__Requirement__
Gather from the material every line that contains the string "think".
━━━ Records for this exercise ━━━
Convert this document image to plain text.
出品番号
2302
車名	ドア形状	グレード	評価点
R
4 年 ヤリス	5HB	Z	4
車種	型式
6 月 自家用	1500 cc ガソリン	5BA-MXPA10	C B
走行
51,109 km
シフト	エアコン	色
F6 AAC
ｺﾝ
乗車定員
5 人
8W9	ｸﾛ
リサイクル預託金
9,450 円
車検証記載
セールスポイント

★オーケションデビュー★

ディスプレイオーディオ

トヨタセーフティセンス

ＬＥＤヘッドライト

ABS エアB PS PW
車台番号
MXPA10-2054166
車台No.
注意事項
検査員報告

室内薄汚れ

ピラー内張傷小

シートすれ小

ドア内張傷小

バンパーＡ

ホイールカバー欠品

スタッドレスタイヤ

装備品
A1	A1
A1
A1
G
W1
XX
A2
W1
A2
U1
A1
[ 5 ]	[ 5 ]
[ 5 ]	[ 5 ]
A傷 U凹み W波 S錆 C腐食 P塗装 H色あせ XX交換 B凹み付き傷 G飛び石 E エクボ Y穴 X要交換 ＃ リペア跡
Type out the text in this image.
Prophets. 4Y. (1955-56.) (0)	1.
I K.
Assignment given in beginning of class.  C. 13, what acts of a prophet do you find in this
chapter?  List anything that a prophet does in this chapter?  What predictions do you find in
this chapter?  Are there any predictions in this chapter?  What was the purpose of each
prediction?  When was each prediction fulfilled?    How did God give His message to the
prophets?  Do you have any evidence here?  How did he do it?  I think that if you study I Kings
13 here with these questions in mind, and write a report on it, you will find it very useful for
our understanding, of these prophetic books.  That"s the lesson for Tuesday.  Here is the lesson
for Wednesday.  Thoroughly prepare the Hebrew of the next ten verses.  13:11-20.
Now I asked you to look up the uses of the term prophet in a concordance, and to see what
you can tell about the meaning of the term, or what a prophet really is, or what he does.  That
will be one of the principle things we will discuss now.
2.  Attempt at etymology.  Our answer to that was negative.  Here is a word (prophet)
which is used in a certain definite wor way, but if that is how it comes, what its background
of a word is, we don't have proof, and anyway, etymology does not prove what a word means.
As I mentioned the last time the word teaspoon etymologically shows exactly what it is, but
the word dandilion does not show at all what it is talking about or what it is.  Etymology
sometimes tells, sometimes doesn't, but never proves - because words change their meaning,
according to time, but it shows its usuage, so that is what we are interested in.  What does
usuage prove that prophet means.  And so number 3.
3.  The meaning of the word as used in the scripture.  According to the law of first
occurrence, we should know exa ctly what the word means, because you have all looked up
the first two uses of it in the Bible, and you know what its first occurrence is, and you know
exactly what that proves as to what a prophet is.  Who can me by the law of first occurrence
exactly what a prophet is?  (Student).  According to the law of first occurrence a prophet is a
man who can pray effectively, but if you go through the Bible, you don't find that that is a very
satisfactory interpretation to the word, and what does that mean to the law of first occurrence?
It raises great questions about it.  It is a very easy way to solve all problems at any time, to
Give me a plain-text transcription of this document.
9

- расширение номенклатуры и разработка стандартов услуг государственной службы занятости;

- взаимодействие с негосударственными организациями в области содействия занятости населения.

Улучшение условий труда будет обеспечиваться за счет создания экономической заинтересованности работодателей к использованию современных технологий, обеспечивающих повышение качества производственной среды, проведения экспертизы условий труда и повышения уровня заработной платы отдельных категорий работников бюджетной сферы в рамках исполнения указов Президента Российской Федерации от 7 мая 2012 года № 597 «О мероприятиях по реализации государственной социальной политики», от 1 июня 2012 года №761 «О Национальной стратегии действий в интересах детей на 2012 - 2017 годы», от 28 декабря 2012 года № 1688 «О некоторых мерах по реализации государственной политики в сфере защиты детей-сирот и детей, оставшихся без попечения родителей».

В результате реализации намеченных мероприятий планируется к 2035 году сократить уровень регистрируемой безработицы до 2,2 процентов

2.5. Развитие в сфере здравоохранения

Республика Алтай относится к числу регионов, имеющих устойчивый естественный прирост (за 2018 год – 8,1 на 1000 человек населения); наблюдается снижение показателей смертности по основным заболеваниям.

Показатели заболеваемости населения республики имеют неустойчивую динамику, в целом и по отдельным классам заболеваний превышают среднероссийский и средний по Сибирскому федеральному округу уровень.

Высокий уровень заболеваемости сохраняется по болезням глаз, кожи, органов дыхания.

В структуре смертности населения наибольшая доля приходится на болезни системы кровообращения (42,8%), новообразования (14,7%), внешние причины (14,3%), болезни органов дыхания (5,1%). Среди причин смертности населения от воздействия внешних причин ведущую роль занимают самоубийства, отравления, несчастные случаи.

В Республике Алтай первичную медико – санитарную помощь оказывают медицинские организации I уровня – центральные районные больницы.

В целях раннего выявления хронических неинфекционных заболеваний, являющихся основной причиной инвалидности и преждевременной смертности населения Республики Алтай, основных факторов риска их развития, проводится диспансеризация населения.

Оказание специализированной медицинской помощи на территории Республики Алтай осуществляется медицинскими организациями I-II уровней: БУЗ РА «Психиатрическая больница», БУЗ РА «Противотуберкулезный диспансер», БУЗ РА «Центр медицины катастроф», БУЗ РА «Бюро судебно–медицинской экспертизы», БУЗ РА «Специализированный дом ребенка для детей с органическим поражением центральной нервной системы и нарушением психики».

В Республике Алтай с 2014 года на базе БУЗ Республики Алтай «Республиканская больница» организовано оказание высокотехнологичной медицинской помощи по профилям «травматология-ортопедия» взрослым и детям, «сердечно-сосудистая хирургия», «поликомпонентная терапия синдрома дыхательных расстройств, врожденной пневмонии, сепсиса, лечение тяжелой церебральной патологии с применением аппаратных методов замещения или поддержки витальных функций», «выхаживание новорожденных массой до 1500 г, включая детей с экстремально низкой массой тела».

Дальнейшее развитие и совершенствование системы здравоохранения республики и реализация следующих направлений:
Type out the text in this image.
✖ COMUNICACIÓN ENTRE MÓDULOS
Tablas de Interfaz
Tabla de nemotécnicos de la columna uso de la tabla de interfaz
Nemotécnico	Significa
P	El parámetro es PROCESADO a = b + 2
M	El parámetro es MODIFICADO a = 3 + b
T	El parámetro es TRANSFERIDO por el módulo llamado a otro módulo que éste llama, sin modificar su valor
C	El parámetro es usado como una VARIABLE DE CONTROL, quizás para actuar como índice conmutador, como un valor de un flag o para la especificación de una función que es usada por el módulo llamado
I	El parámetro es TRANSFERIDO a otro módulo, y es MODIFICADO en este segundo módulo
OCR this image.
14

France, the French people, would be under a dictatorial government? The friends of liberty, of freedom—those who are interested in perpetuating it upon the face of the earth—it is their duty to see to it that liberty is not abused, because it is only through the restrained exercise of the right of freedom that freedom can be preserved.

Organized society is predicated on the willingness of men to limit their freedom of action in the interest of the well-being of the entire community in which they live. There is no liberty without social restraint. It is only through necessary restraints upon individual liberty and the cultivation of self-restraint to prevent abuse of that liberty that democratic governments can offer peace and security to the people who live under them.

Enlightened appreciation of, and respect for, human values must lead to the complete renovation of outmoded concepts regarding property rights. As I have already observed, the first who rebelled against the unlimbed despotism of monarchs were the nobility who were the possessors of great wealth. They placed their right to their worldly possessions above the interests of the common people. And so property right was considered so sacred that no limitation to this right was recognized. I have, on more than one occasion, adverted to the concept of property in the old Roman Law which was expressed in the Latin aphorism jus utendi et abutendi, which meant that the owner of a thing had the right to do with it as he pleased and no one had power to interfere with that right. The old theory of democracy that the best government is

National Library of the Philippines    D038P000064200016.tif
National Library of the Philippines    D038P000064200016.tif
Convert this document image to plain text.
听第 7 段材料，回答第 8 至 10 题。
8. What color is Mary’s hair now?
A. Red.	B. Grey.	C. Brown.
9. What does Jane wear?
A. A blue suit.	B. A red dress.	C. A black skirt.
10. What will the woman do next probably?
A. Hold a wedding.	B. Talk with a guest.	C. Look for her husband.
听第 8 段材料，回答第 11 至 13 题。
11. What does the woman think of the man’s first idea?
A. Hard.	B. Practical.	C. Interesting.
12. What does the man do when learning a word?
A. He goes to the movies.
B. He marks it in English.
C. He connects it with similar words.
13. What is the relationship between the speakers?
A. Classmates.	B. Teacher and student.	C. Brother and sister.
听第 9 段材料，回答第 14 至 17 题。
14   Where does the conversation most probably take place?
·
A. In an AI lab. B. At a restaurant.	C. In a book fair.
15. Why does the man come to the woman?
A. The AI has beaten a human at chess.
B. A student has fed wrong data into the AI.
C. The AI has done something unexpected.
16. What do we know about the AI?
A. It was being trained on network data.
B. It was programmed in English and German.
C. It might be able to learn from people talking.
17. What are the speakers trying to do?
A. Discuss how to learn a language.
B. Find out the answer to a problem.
━━━
__Task solution__
prophets?  Do you have any evidence here?  How did he do it?  I think that if you study I Kings
11. What does the woman think of the man’s first idea?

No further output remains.